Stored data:
================

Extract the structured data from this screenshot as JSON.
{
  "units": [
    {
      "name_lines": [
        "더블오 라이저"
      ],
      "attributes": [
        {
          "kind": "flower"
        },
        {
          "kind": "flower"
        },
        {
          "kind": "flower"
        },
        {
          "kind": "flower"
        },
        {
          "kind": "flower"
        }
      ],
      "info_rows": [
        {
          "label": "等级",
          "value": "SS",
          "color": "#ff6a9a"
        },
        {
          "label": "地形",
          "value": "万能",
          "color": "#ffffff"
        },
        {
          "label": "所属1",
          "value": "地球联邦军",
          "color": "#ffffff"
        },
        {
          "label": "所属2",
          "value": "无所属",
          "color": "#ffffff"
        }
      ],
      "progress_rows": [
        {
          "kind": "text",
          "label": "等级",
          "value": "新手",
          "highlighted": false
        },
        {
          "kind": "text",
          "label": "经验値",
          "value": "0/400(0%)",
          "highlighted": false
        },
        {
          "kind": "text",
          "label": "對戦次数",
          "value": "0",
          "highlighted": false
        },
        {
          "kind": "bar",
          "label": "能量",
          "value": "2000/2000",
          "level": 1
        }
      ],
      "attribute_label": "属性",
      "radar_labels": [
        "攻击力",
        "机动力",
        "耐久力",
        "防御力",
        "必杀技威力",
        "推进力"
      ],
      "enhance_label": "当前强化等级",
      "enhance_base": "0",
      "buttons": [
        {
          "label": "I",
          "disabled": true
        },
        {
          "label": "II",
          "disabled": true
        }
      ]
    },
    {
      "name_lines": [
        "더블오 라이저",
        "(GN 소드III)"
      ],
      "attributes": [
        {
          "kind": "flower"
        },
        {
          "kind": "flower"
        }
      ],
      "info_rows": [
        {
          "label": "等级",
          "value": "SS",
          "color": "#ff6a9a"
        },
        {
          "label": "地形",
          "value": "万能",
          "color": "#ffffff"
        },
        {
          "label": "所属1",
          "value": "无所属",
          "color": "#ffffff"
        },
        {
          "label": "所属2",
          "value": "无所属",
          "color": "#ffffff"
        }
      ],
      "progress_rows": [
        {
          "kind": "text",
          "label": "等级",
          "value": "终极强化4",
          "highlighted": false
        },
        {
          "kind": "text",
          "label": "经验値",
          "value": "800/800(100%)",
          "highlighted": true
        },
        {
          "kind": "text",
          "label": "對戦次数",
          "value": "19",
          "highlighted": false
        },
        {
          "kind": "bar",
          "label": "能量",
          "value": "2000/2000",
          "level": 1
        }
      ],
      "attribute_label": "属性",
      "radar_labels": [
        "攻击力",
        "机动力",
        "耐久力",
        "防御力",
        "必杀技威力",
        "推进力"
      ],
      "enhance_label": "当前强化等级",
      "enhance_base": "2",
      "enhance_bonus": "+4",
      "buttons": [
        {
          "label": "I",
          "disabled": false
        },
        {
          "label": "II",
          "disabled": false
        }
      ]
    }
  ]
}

================

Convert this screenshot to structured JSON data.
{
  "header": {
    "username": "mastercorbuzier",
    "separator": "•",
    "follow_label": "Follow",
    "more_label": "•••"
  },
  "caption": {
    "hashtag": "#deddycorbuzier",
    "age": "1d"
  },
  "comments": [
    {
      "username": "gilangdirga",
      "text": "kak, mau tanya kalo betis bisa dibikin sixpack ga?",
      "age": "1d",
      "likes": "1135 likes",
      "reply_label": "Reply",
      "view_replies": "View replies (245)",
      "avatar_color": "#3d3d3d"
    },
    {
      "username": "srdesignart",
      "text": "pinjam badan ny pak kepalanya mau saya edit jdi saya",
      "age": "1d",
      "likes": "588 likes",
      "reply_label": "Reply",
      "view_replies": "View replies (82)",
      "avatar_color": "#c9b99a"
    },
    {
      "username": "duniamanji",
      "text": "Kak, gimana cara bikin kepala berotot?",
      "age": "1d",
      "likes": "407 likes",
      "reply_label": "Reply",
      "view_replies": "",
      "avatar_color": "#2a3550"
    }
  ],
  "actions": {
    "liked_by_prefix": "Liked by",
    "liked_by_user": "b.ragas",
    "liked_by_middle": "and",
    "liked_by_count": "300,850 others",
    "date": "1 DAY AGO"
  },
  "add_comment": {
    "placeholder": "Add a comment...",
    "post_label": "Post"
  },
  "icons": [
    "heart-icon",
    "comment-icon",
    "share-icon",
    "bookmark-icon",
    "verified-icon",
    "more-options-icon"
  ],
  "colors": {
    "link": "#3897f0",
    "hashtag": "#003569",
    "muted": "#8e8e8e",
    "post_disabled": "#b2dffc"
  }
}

================

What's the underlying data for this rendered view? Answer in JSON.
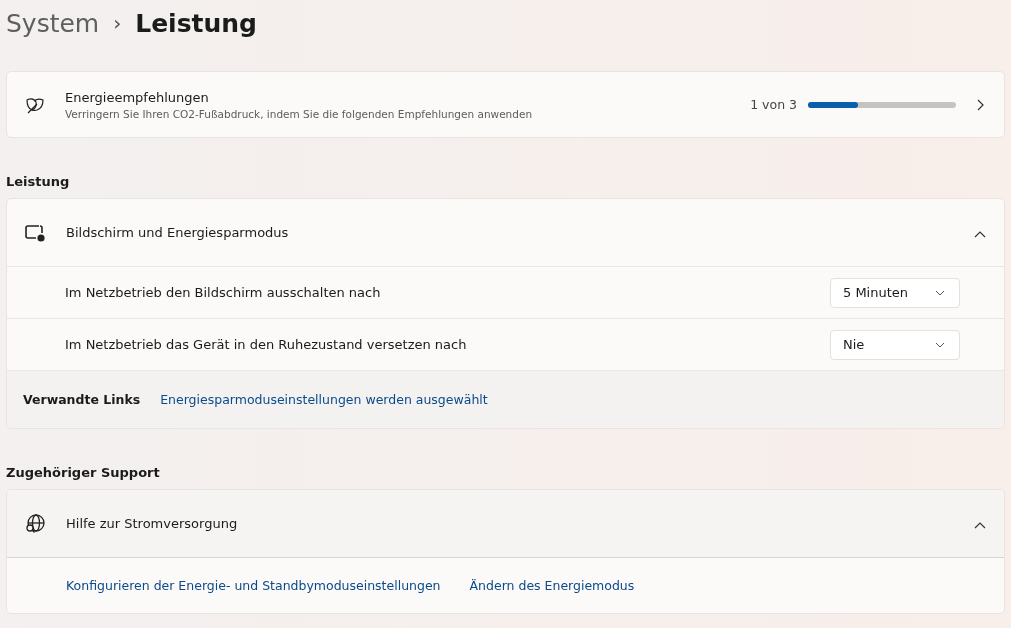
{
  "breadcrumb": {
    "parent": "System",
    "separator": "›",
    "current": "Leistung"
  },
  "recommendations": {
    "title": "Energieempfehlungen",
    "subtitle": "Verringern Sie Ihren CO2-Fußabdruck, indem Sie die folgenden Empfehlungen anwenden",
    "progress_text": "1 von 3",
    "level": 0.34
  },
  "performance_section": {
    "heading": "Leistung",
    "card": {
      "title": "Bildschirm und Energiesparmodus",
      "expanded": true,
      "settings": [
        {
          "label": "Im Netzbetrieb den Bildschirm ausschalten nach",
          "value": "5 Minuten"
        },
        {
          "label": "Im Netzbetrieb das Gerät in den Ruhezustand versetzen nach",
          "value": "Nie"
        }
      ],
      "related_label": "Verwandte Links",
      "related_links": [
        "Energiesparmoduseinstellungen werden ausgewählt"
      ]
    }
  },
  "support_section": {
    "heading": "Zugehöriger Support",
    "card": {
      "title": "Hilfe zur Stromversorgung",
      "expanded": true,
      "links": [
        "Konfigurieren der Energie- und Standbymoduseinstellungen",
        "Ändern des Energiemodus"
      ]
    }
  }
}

================

Directive :: Show every line in the records above that contains the word "structured".

Full response ::
Extract the structured data from this screenshot as JSON.
Convert this screenshot to structured JSON data.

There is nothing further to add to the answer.